▸ **DATA TO PROCESS**:
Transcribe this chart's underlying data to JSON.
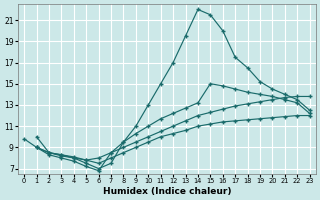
{
  "xlabel": "Humidex (Indice chaleur)",
  "background_color": "#cce8e8",
  "grid_color": "#ffffff",
  "line_color": "#1a6b6b",
  "xlim": [
    -0.5,
    23.5
  ],
  "ylim": [
    6.5,
    22.5
  ],
  "xticks": [
    0,
    1,
    2,
    3,
    4,
    5,
    6,
    7,
    8,
    9,
    10,
    11,
    12,
    13,
    14,
    15,
    16,
    17,
    18,
    19,
    20,
    21,
    22,
    23
  ],
  "yticks": [
    7,
    9,
    11,
    13,
    15,
    17,
    19,
    21
  ],
  "lines": [
    {
      "x": [
        1,
        2,
        3,
        4,
        5,
        6,
        7,
        8,
        9,
        10,
        11,
        12,
        13,
        14,
        15,
        16,
        17,
        18,
        19,
        20,
        21,
        22,
        23
      ],
      "y": [
        10,
        8.5,
        8.2,
        8.0,
        7.5,
        7.0,
        7.5,
        9.5,
        11.0,
        13.0,
        15.0,
        17.0,
        19.5,
        22.0,
        21.5,
        20.0,
        17.5,
        16.5,
        15.2,
        14.5,
        14.0,
        13.5,
        12.5
      ]
    },
    {
      "x": [
        1,
        2,
        3,
        4,
        5,
        6,
        7,
        8,
        9,
        10,
        11,
        12,
        13,
        14,
        15,
        16,
        17,
        18,
        19,
        20,
        21,
        22,
        23
      ],
      "y": [
        9.0,
        8.3,
        8.0,
        7.7,
        7.2,
        6.8,
        8.5,
        9.5,
        10.3,
        11.0,
        11.7,
        12.2,
        12.7,
        13.2,
        15.0,
        14.8,
        14.5,
        14.2,
        14.0,
        13.8,
        13.5,
        13.2,
        12.2
      ]
    },
    {
      "x": [
        1,
        2,
        3,
        4,
        5,
        6,
        7,
        8,
        9,
        10,
        11,
        12,
        13,
        14,
        15,
        16,
        17,
        18,
        19,
        20,
        21,
        22,
        23
      ],
      "y": [
        9.0,
        8.5,
        8.3,
        8.1,
        7.8,
        8.0,
        8.5,
        9.0,
        9.5,
        10.0,
        10.5,
        11.0,
        11.5,
        12.0,
        12.3,
        12.6,
        12.9,
        13.1,
        13.3,
        13.5,
        13.7,
        13.8,
        13.8
      ]
    },
    {
      "x": [
        0,
        1,
        2,
        3,
        4,
        5,
        6,
        7,
        8,
        9,
        10,
        11,
        12,
        13,
        14,
        15,
        16,
        17,
        18,
        19,
        20,
        21,
        22,
        23
      ],
      "y": [
        9.8,
        9.0,
        8.5,
        8.3,
        8.0,
        7.8,
        7.5,
        8.0,
        8.5,
        9.0,
        9.5,
        10.0,
        10.3,
        10.6,
        11.0,
        11.2,
        11.4,
        11.5,
        11.6,
        11.7,
        11.8,
        11.9,
        12.0,
        12.0
      ]
    }
  ]
}
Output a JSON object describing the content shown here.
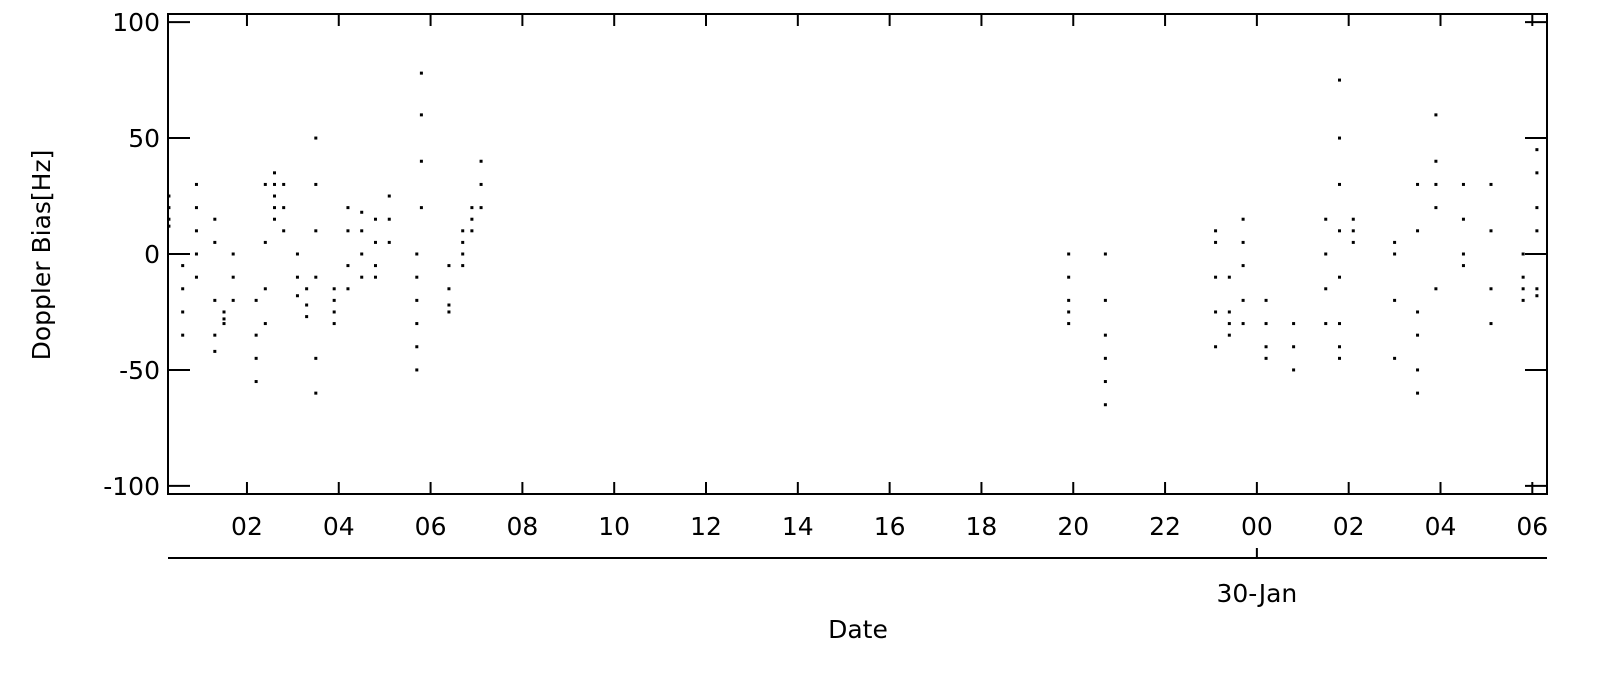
{
  "chart_data": {
    "type": "scatter",
    "ylabel": "Doppler Bias[Hz]",
    "xlabel": "Date",
    "date_marker": {
      "value": 24,
      "label": "30-Jan"
    },
    "xlim": [
      0.28,
      30.32
    ],
    "ylim": [
      -103.5,
      103.5
    ],
    "xticks": [
      {
        "value": 2,
        "label": "02"
      },
      {
        "value": 4,
        "label": "04"
      },
      {
        "value": 6,
        "label": "06"
      },
      {
        "value": 8,
        "label": "08"
      },
      10,
      12,
      14,
      16,
      18,
      20,
      22,
      {
        "value": 24,
        "label": "00"
      },
      {
        "value": 26,
        "label": "02"
      },
      {
        "value": 28,
        "label": "04"
      },
      {
        "value": 30,
        "label": "06"
      }
    ],
    "yticks": [
      -100,
      -50,
      0,
      50,
      100
    ],
    "color": "#000000",
    "x": [
      0.3,
      0.3,
      0.3,
      0.3,
      0.6,
      0.6,
      0.6,
      0.6,
      0.9,
      0.9,
      0.9,
      0.9,
      0.9,
      1.3,
      1.3,
      1.3,
      1.3,
      1.3,
      1.5,
      1.5,
      1.5,
      1.7,
      1.7,
      1.7,
      2.2,
      2.2,
      2.2,
      2.2,
      2.4,
      2.4,
      2.4,
      2.4,
      2.6,
      2.6,
      2.6,
      2.6,
      2.6,
      2.8,
      2.8,
      2.8,
      3.1,
      3.1,
      3.1,
      3.3,
      3.3,
      3.3,
      3.5,
      3.5,
      3.5,
      3.5,
      3.5,
      3.5,
      3.9,
      3.9,
      3.9,
      3.9,
      4.2,
      4.2,
      4.2,
      4.2,
      4.5,
      4.5,
      4.5,
      4.5,
      4.8,
      4.8,
      4.8,
      4.8,
      5.1,
      5.1,
      5.1,
      5.7,
      5.7,
      5.7,
      5.7,
      5.7,
      5.7,
      5.8,
      5.8,
      5.8,
      5.8,
      6.4,
      6.4,
      6.4,
      6.4,
      6.7,
      6.7,
      6.7,
      6.7,
      6.9,
      6.9,
      6.9,
      7.1,
      7.1,
      7.1,
      19.9,
      19.9,
      19.9,
      19.9,
      19.9,
      20.7,
      20.7,
      20.7,
      20.7,
      20.7,
      20.7,
      23.1,
      23.1,
      23.1,
      23.1,
      23.1,
      23.4,
      23.4,
      23.4,
      23.4,
      23.7,
      23.7,
      23.7,
      23.7,
      23.7,
      24.2,
      24.2,
      24.2,
      24.2,
      24.8,
      24.8,
      24.8,
      25.5,
      25.5,
      25.5,
      25.5,
      25.8,
      25.8,
      25.8,
      25.8,
      25.8,
      25.8,
      25.8,
      25.8,
      26.1,
      26.1,
      26.1,
      27.0,
      27.0,
      27.0,
      27.0,
      27.5,
      27.5,
      27.5,
      27.5,
      27.5,
      27.5,
      27.9,
      27.9,
      27.9,
      27.9,
      27.9,
      28.5,
      28.5,
      28.5,
      28.5,
      29.1,
      29.1,
      29.1,
      29.1,
      29.8,
      29.8,
      29.8,
      29.8,
      30.1,
      30.1,
      30.1,
      30.1,
      30.1,
      30.1
    ],
    "values": [
      25,
      20,
      15,
      12,
      -5,
      -15,
      -25,
      -35,
      30,
      20,
      10,
      0,
      -10,
      15,
      5,
      -20,
      -35,
      -42,
      -25,
      -30,
      -28,
      0,
      -10,
      -20,
      -20,
      -35,
      -45,
      -55,
      -15,
      -30,
      5,
      30,
      15,
      20,
      25,
      30,
      35,
      30,
      20,
      10,
      0,
      -10,
      -18,
      -15,
      -22,
      -27,
      50,
      30,
      10,
      -10,
      -45,
      -60,
      -30,
      -25,
      -20,
      -15,
      20,
      10,
      -5,
      -15,
      18,
      10,
      0,
      -10,
      -10,
      -5,
      5,
      15,
      25,
      15,
      5,
      -20,
      -30,
      -40,
      -50,
      -10,
      0,
      78,
      60,
      40,
      20,
      -15,
      -22,
      -25,
      -5,
      0,
      5,
      -5,
      10,
      20,
      15,
      10,
      40,
      30,
      20,
      -25,
      -30,
      -20,
      -10,
      0,
      -35,
      -45,
      -55,
      -65,
      0,
      -20,
      10,
      5,
      -10,
      -25,
      -40,
      -30,
      -35,
      -25,
      -10,
      15,
      5,
      -5,
      -20,
      -30,
      -40,
      -45,
      -30,
      -20,
      -30,
      -40,
      -50,
      15,
      0,
      -15,
      -30,
      -40,
      -45,
      -30,
      -10,
      10,
      30,
      50,
      75,
      10,
      5,
      15,
      5,
      0,
      -20,
      -45,
      -25,
      -35,
      -50,
      -60,
      10,
      30,
      60,
      40,
      30,
      20,
      -15,
      0,
      -5,
      15,
      30,
      30,
      10,
      -15,
      -30,
      0,
      -10,
      -15,
      -20,
      -18,
      -15,
      10,
      20,
      35,
      45
    ]
  }
}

▸ **GIVEN INSTRUCTION**: Give the count of lines that hold the word "JSON", with nothing added.

▸ **WORKED SOLUTION**: 2